> [Aim of the exercise]: Scan the entries below for "William" and copy each line that holds it.

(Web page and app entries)
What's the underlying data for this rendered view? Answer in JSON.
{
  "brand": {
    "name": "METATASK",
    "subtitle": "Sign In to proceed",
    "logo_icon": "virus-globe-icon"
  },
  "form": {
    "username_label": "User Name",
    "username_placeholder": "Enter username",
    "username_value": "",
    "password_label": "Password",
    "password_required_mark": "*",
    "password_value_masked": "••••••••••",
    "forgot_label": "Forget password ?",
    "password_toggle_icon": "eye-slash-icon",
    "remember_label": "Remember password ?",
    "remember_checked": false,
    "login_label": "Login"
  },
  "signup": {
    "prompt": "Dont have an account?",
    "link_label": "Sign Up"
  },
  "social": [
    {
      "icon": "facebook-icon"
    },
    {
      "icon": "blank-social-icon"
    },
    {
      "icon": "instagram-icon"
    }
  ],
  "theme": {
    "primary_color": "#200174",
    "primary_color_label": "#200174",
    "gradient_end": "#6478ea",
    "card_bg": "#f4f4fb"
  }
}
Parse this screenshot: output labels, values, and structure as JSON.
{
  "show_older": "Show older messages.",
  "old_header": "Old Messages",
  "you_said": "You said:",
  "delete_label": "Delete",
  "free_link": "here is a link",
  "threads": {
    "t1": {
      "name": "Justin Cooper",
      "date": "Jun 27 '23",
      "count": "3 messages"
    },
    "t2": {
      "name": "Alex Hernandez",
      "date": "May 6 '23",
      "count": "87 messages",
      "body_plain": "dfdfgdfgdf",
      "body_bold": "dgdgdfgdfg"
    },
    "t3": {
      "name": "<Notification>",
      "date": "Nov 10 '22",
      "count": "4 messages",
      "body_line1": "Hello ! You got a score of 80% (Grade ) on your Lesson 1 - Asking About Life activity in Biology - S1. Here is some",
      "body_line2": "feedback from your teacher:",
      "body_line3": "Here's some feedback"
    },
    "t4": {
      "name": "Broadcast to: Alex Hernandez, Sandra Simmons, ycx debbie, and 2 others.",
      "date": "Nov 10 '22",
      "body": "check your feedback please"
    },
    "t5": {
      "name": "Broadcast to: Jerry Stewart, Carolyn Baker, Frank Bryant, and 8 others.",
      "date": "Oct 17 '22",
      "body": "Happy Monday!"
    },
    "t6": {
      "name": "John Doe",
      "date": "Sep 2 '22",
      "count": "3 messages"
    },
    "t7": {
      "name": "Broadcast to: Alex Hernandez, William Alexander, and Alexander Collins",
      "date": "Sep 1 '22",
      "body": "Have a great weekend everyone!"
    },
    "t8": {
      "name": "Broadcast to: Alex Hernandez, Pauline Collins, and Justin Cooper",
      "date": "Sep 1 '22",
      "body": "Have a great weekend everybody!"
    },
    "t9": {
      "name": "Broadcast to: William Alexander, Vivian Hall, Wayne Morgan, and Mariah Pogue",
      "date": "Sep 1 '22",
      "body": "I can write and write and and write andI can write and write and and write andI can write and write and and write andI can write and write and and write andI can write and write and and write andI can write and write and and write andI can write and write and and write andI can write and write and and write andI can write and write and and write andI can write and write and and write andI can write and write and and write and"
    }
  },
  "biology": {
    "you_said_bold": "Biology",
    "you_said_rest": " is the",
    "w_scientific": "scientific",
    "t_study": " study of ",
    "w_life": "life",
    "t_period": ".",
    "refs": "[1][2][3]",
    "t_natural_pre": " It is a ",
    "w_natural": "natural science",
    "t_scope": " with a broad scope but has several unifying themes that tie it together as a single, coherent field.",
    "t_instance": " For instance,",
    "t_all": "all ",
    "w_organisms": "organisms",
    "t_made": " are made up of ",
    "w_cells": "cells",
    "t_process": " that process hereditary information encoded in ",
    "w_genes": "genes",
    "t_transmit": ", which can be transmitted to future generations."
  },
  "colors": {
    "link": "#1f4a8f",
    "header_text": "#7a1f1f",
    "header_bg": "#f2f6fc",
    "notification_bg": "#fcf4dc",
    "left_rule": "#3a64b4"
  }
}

> [Response to this task]:
      "name": "Broadcast to: Alex Hernandez, William Alexander, and Alexander Collins",
      "name": "Broadcast to: William Alexander, Vivian Hall, Wayne Morgan, and Mariah Pogue",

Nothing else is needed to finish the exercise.